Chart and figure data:
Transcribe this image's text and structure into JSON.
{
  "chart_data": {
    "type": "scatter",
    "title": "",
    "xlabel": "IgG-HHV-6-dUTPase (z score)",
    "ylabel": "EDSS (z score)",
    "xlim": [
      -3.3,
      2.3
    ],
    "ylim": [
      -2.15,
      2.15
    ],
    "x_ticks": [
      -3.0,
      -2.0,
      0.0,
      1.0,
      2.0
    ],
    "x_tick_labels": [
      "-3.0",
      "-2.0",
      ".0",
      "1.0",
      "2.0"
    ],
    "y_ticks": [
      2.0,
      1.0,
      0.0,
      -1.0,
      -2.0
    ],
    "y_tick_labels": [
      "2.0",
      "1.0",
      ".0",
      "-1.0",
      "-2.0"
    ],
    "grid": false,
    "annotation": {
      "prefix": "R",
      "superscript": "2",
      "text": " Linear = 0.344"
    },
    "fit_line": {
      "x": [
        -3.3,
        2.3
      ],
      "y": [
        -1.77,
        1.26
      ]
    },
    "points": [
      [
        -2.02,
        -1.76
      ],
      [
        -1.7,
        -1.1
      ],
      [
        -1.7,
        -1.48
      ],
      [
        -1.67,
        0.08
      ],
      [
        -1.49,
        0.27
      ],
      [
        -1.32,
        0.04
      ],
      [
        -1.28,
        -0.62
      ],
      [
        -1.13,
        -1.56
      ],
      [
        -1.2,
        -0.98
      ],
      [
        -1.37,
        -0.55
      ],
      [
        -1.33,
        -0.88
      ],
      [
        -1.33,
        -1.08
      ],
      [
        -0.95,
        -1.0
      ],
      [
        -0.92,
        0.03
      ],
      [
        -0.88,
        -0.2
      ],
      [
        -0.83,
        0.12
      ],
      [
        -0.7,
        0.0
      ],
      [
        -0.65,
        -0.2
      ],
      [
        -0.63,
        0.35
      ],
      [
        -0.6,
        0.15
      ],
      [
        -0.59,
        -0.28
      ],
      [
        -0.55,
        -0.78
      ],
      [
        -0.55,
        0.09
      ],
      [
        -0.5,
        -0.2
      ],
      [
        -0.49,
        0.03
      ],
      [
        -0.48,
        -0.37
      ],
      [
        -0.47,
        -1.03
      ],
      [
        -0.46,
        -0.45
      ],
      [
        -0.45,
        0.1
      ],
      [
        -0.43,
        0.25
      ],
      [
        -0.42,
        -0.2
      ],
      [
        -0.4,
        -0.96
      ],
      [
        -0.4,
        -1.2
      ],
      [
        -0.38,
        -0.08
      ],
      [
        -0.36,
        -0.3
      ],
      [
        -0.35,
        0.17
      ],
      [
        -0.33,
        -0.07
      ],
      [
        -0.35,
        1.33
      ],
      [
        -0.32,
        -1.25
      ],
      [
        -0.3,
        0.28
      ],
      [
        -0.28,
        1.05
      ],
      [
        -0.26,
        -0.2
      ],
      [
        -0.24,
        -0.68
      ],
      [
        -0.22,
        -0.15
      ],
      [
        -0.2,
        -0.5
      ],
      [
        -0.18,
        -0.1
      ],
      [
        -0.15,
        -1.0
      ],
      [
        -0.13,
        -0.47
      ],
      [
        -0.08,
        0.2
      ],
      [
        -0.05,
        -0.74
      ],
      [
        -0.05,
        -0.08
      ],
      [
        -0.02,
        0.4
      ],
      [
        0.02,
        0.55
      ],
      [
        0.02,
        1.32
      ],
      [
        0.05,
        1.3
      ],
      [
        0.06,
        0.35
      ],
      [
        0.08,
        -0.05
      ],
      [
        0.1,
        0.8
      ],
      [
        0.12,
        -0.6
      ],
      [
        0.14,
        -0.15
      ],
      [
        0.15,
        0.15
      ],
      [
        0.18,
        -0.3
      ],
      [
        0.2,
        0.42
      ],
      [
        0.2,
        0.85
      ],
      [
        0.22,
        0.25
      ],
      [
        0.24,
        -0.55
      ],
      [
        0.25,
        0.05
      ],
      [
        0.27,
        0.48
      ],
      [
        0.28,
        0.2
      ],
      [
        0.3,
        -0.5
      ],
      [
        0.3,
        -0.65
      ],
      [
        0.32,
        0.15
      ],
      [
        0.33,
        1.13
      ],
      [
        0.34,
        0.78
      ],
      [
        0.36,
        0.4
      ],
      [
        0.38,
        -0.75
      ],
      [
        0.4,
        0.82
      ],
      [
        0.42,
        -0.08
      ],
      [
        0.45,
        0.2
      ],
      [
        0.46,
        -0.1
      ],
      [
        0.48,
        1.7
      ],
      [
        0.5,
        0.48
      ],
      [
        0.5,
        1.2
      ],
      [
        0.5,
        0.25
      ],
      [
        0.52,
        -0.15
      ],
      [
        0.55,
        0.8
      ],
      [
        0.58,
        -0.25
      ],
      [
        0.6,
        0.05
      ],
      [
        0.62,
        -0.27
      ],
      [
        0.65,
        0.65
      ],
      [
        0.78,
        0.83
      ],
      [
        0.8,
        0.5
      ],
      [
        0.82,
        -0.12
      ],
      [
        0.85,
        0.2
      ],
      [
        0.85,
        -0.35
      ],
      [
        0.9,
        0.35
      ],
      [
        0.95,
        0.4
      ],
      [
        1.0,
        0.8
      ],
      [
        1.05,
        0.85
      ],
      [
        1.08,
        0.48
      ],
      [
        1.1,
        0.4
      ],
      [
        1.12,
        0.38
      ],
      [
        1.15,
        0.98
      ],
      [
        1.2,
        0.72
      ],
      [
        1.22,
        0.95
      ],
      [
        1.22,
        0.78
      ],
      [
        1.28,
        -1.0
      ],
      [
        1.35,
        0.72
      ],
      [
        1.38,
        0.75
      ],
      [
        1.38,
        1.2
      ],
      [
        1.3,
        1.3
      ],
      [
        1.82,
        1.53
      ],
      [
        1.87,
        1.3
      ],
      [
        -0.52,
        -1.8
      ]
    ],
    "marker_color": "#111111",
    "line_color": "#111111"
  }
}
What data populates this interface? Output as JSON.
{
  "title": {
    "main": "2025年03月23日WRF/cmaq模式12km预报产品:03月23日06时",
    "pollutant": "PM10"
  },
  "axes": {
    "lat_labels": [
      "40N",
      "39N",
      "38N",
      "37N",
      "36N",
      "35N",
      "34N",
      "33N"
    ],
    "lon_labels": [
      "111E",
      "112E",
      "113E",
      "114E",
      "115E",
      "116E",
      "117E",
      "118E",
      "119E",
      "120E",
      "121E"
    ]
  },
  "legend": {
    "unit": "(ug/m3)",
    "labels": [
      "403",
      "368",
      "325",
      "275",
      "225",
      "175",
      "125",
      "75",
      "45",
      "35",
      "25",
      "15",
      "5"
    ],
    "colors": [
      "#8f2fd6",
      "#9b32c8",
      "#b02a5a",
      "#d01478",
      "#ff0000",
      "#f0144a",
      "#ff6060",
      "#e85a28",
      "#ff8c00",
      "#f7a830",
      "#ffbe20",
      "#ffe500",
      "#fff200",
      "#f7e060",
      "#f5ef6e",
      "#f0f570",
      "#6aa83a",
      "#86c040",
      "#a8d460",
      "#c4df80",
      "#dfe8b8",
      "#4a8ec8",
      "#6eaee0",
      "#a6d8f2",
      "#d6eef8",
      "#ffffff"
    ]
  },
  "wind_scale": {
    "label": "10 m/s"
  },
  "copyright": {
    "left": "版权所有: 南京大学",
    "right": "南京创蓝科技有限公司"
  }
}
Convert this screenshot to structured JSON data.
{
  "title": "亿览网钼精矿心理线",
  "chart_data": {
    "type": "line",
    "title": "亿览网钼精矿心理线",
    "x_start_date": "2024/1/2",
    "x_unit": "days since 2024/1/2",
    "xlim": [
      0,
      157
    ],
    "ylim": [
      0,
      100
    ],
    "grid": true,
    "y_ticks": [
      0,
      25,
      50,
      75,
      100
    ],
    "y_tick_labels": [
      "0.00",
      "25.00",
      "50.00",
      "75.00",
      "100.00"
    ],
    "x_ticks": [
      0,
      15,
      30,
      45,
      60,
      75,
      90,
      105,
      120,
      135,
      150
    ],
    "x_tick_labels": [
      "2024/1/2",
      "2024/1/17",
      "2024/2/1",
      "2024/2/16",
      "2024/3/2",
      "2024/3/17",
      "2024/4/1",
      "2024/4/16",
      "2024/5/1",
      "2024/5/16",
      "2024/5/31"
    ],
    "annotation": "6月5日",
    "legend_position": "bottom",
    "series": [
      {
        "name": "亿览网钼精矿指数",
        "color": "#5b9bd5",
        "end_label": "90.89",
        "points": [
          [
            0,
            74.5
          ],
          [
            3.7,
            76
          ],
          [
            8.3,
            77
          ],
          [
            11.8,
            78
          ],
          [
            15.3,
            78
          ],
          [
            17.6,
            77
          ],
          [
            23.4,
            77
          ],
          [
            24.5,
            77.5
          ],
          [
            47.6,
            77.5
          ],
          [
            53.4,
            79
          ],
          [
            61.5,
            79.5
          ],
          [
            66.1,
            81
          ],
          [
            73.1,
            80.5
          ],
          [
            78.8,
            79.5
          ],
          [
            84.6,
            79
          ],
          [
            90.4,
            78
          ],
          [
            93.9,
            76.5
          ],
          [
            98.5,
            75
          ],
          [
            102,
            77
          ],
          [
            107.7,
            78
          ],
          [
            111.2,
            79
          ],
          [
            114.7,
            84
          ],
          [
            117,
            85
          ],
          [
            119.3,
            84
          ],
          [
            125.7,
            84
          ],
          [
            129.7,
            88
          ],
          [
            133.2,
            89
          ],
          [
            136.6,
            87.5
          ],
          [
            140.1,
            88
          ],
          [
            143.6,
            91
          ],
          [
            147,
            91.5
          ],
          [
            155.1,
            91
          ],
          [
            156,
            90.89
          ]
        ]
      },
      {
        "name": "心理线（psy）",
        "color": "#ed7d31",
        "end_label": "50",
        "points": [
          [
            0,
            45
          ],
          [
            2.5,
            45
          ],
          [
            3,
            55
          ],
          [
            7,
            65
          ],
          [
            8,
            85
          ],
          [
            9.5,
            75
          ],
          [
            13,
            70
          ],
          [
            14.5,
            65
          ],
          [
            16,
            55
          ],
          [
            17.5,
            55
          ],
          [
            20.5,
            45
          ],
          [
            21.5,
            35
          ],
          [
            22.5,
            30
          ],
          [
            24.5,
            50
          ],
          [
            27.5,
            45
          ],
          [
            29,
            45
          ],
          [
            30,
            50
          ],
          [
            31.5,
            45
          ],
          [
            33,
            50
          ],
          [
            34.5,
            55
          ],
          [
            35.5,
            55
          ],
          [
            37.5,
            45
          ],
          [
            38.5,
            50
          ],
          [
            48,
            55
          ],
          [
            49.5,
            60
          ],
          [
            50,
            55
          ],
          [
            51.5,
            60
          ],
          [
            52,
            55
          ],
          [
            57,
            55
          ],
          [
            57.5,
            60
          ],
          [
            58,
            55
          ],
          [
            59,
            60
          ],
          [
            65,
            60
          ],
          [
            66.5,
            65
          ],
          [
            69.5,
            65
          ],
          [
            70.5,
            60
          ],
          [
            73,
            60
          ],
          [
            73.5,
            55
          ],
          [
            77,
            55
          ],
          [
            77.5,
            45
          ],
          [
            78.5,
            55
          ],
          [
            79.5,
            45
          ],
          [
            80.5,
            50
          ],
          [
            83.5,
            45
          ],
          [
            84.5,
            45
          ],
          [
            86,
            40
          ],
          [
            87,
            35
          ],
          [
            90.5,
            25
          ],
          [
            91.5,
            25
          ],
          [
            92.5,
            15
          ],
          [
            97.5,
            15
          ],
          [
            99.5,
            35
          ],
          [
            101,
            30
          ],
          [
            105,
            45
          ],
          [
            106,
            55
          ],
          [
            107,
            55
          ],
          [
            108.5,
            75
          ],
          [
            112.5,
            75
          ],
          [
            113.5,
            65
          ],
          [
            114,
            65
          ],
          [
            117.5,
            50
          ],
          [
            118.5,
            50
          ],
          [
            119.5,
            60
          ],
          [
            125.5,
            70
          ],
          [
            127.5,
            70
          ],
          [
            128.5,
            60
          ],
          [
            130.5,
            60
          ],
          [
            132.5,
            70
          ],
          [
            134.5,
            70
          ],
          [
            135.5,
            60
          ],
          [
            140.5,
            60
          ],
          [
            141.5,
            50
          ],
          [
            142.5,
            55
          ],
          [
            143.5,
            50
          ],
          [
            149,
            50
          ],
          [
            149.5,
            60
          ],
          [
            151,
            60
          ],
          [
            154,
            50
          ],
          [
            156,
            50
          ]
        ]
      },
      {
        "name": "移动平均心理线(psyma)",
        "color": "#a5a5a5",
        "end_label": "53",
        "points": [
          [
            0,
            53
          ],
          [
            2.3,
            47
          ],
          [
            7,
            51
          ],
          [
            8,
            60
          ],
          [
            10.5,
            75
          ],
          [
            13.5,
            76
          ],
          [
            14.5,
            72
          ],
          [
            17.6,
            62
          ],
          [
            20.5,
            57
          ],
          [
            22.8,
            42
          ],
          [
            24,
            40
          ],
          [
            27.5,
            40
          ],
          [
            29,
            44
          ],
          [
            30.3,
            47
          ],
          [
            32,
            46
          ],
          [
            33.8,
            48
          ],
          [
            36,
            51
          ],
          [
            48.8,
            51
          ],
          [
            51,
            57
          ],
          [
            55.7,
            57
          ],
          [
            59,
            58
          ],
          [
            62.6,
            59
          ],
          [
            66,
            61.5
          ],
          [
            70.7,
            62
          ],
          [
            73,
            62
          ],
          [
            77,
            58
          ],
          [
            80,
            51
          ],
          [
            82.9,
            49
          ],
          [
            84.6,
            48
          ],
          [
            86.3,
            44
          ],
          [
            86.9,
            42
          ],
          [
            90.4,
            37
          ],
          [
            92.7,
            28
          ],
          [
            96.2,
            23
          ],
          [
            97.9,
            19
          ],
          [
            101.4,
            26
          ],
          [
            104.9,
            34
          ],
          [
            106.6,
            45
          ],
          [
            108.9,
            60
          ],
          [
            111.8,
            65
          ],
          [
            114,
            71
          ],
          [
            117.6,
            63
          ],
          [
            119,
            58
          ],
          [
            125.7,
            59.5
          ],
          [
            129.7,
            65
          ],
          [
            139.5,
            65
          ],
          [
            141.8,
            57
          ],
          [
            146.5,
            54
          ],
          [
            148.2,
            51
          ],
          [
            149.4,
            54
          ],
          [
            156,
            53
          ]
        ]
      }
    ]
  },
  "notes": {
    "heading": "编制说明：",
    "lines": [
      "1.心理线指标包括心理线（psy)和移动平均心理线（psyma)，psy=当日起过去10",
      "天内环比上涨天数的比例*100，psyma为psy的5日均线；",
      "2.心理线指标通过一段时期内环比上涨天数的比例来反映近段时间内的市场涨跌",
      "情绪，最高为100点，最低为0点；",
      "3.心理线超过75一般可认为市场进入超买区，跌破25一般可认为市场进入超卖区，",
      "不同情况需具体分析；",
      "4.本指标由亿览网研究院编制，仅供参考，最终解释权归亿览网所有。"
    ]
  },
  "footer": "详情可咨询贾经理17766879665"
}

The task: Compute the number of lines above that contain the string "title". Reply with that value only.

Result for this exercise: 4